In your copy, reproduce the entries exactly as they are, minus the images.

Dataset excerpts Start Marker

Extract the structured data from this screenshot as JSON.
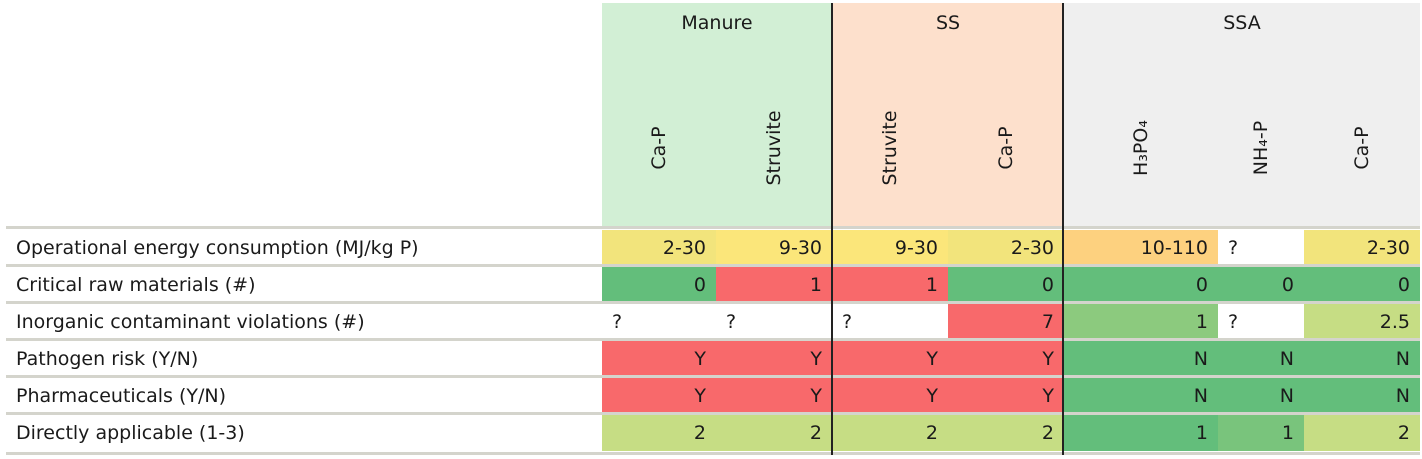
{
  "chart_data": {
    "type": "table",
    "groups": [
      {
        "label": "Manure",
        "color": "#d2efd5",
        "columns": [
          "Ca-P",
          "Struvite"
        ]
      },
      {
        "label": "SS",
        "color": "#fde0cc",
        "columns": [
          "Struvite",
          "Ca-P"
        ]
      },
      {
        "label": "SSA",
        "color": "#efefef",
        "columns": [
          "H₃PO₄",
          "NH₄-P",
          "Ca-P"
        ]
      }
    ],
    "rows": [
      {
        "label": "Operational energy consumption (MJ/kg P)",
        "values": [
          "2-30",
          "9-30",
          "9-30",
          "2-30",
          "10-110",
          "?",
          "2-30"
        ],
        "colors": [
          "#f2e47c",
          "#fbe67a",
          "#fbe67a",
          "#f2e47c",
          "#fdd17f",
          "#ffffff",
          "#f2e47c"
        ]
      },
      {
        "label": "Critical raw materials (#)",
        "values": [
          "0",
          "1",
          "1",
          "0",
          "0",
          "0",
          "0"
        ],
        "colors": [
          "#63be7b",
          "#f8696b",
          "#f8696b",
          "#63be7b",
          "#63be7b",
          "#63be7b",
          "#63be7b"
        ]
      },
      {
        "label": "Inorganic contaminant violations (#)",
        "values": [
          "?",
          "?",
          "?",
          "7",
          "1",
          "?",
          "2.5"
        ],
        "colors": [
          "#ffffff",
          "#ffffff",
          "#ffffff",
          "#f8696b",
          "#8cca7e",
          "#ffffff",
          "#c6dd84"
        ]
      },
      {
        "label": "Pathogen risk (Y/N)",
        "values": [
          "Y",
          "Y",
          "Y",
          "Y",
          "N",
          "N",
          "N"
        ],
        "colors": [
          "#f8696b",
          "#f8696b",
          "#f8696b",
          "#f8696b",
          "#63be7b",
          "#63be7b",
          "#63be7b"
        ]
      },
      {
        "label": "Pharmaceuticals (Y/N)",
        "values": [
          "Y",
          "Y",
          "Y",
          "Y",
          "N",
          "N",
          "N"
        ],
        "colors": [
          "#f8696b",
          "#f8696b",
          "#f8696b",
          "#f8696b",
          "#63be7b",
          "#63be7b",
          "#63be7b"
        ]
      },
      {
        "label": "Directly applicable (1-3)",
        "values": [
          "2",
          "2",
          "2",
          "2",
          "1",
          "1",
          "2"
        ],
        "colors": [
          "#c6dd84",
          "#c6dd84",
          "#c6dd84",
          "#c6dd84",
          "#63be7b",
          "#79c47c",
          "#c6dd84"
        ]
      }
    ]
  }
}
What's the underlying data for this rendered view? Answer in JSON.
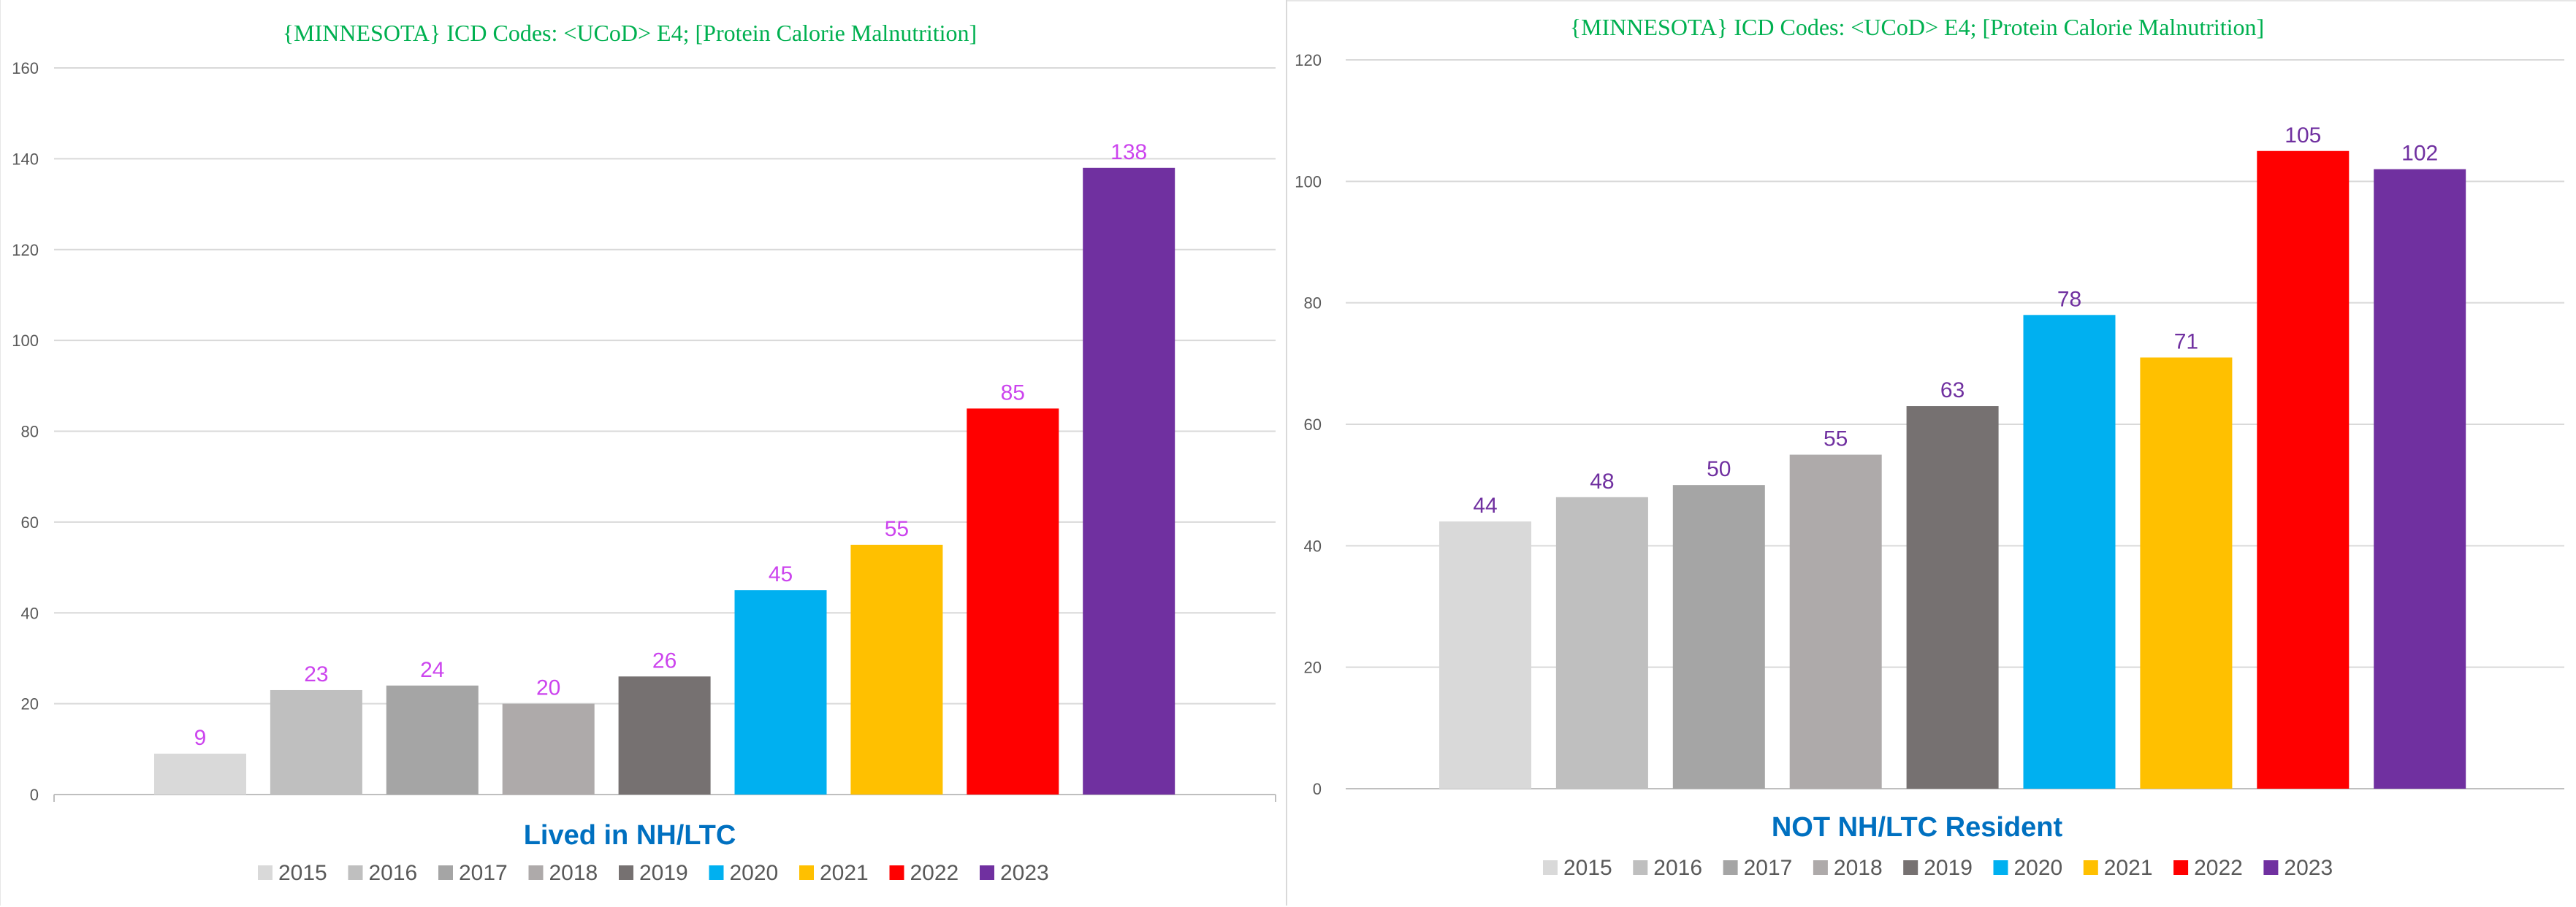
{
  "chart_data": [
    {
      "type": "bar",
      "title": "{MINNESOTA}  ICD Codes: <UCoD> E4;  [Protein Calorie Malnutrition]",
      "subtitle": "Lived in NH/LTC",
      "categories": [
        "2015",
        "2016",
        "2017",
        "2018",
        "2019",
        "2020",
        "2021",
        "2022",
        "2023"
      ],
      "values": [
        9,
        23,
        24,
        20,
        26,
        45,
        55,
        85,
        138
      ],
      "value_labels": [
        "9",
        "23",
        "24",
        "20",
        "26",
        "45",
        "55",
        "85",
        "138"
      ],
      "ylim": [
        0,
        160
      ],
      "yticks": [
        "0",
        "20",
        "40",
        "60",
        "80",
        "100",
        "120",
        "140",
        "160"
      ],
      "xlabel": "",
      "ylabel": "",
      "grid": true,
      "legend_position": "bottom",
      "label_color": "#cc44ee"
    },
    {
      "type": "bar",
      "title": "{MINNESOTA}  ICD Codes: <UCoD> E4;  [Protein Calorie Malnutrition]",
      "subtitle": "NOT NH/LTC Resident",
      "categories": [
        "2015",
        "2016",
        "2017",
        "2018",
        "2019",
        "2020",
        "2021",
        "2022",
        "2023"
      ],
      "values": [
        44,
        48,
        50,
        55,
        63,
        78,
        71,
        105,
        102
      ],
      "value_labels": [
        "44",
        "48",
        "50",
        "55",
        "63",
        "78",
        "71",
        "105",
        "102"
      ],
      "ylim": [
        0,
        120
      ],
      "yticks": [
        "0",
        "20",
        "40",
        "60",
        "80",
        "100",
        "120"
      ],
      "xlabel": "",
      "ylabel": "",
      "grid": true,
      "legend_position": "bottom",
      "label_color": "#7030a0"
    }
  ],
  "series_colors": [
    "#d9d9d9",
    "#bfbfbf",
    "#a5a5a5",
    "#aeaaaa",
    "#767171",
    "#00b0f0",
    "#ffc000",
    "#ff0000",
    "#7030a0"
  ]
}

Dataset excerpts End Marker

• Result for this exercise:
Extract the structured data from this screenshot as JSON.
{
  "chart_data": {
    "type": "table",
    "groups": [
      {
        "label": "Manure",
        "color": "#d2efd5",
        "columns": [
          "Ca-P",
          "Struvite"
        ]
      },
      {
        "label": "SS",
        "color": "#fde0cc",
        "columns": [
          "Struvite",
          "Ca-P"
        ]
      },
      {
        "label": "SSA",
        "color": "#efefef",
        "columns": [
          "H₃PO₄",
          "NH₄-P",
          "Ca-P"
        ]
      }
    ],
    "rows": [
      {
        "label": "Operational energy consumption (MJ/kg P)",
        "values": [
          "2-30",
          "9-30",
          "9-30",
          "2-30",
          "10-110",
          "?",
          "2-30"
        ],
        "colors": [
          "#f2e47c",
          "#fbe67a",
          "#fbe67a",
          "#f2e47c",
          "#fdd17f",
          "#ffffff",
          "#f2e47c"
        ]
      },
      {
        "label": "Critical raw materials (#)",
        "values": [
          "0",
          "1",
          "1",
          "0",
          "0",
          "0",
          "0"
        ],
        "colors": [
          "#63be7b",
          "#f8696b",
          "#f8696b",
          "#63be7b",
          "#63be7b",
          "#63be7b",
          "#63be7b"
        ]
      },
      {
        "label": "Inorganic contaminant violations (#)",
        "values": [
          "?",
          "?",
          "?",
          "7",
          "1",
          "?",
          "2.5"
        ],
        "colors": [
          "#ffffff",
          "#ffffff",
          "#ffffff",
          "#f8696b",
          "#8cca7e",
          "#ffffff",
          "#c6dd84"
        ]
      },
      {
        "label": "Pathogen risk (Y/N)",
        "values": [
          "Y",
          "Y",
          "Y",
          "Y",
          "N",
          "N",
          "N"
        ],
        "colors": [
          "#f8696b",
          "#f8696b",
          "#f8696b",
          "#f8696b",
          "#63be7b",
          "#63be7b",
          "#63be7b"
        ]
      },
      {
        "label": "Pharmaceuticals (Y/N)",
        "values": [
          "Y",
          "Y",
          "Y",
          "Y",
          "N",
          "N",
          "N"
        ],
        "colors": [
          "#f8696b",
          "#f8696b",
          "#f8696b",
          "#f8696b",
          "#63be7b",
          "#63be7b",
          "#63be7b"
        ]
      },
      {
        "label": "Directly applicable (1-3)",
        "values": [
          "2",
          "2",
          "2",
          "2",
          "1",
          "1",
          "2"
        ],
        "colors": [
          "#c6dd84",
          "#c6dd84",
          "#c6dd84",
          "#c6dd84",
          "#63be7b",
          "#79c47c",
          "#c6dd84"
        ]
      }
    ]
  }
}
What's the underlying data for this rendered view? Answer in JSON.
{
  "chart_data": [
    {
      "type": "bar",
      "title": "{MINNESOTA}  ICD Codes: <UCoD> E4;  [Protein Calorie Malnutrition]",
      "subtitle": "Lived in NH/LTC",
      "categories": [
        "2015",
        "2016",
        "2017",
        "2018",
        "2019",
        "2020",
        "2021",
        "2022",
        "2023"
      ],
      "values": [
        9,
        23,
        24,
        20,
        26,
        45,
        55,
        85,
        138
      ],
      "value_labels": [
        "9",
        "23",
        "24",
        "20",
        "26",
        "45",
        "55",
        "85",
        "138"
      ],
      "ylim": [
        0,
        160
      ],
      "yticks": [
        "0",
        "20",
        "40",
        "60",
        "80",
        "100",
        "120",
        "140",
        "160"
      ],
      "xlabel": "",
      "ylabel": "",
      "grid": true,
      "legend_position": "bottom",
      "label_color": "#cc44ee"
    },
    {
      "type": "bar",
      "title": "{MINNESOTA}  ICD Codes: <UCoD> E4;  [Protein Calorie Malnutrition]",
      "subtitle": "NOT NH/LTC Resident",
      "categories": [
        "2015",
        "2016",
        "2017",
        "2018",
        "2019",
        "2020",
        "2021",
        "2022",
        "2023"
      ],
      "values": [
        44,
        48,
        50,
        55,
        63,
        78,
        71,
        105,
        102
      ],
      "value_labels": [
        "44",
        "48",
        "50",
        "55",
        "63",
        "78",
        "71",
        "105",
        "102"
      ],
      "ylim": [
        0,
        120
      ],
      "yticks": [
        "0",
        "20",
        "40",
        "60",
        "80",
        "100",
        "120"
      ],
      "xlabel": "",
      "ylabel": "",
      "grid": true,
      "legend_position": "bottom",
      "label_color": "#7030a0"
    }
  ],
  "series_colors": [
    "#d9d9d9",
    "#bfbfbf",
    "#a5a5a5",
    "#aeaaaa",
    "#767171",
    "#00b0f0",
    "#ffc000",
    "#ff0000",
    "#7030a0"
  ]
}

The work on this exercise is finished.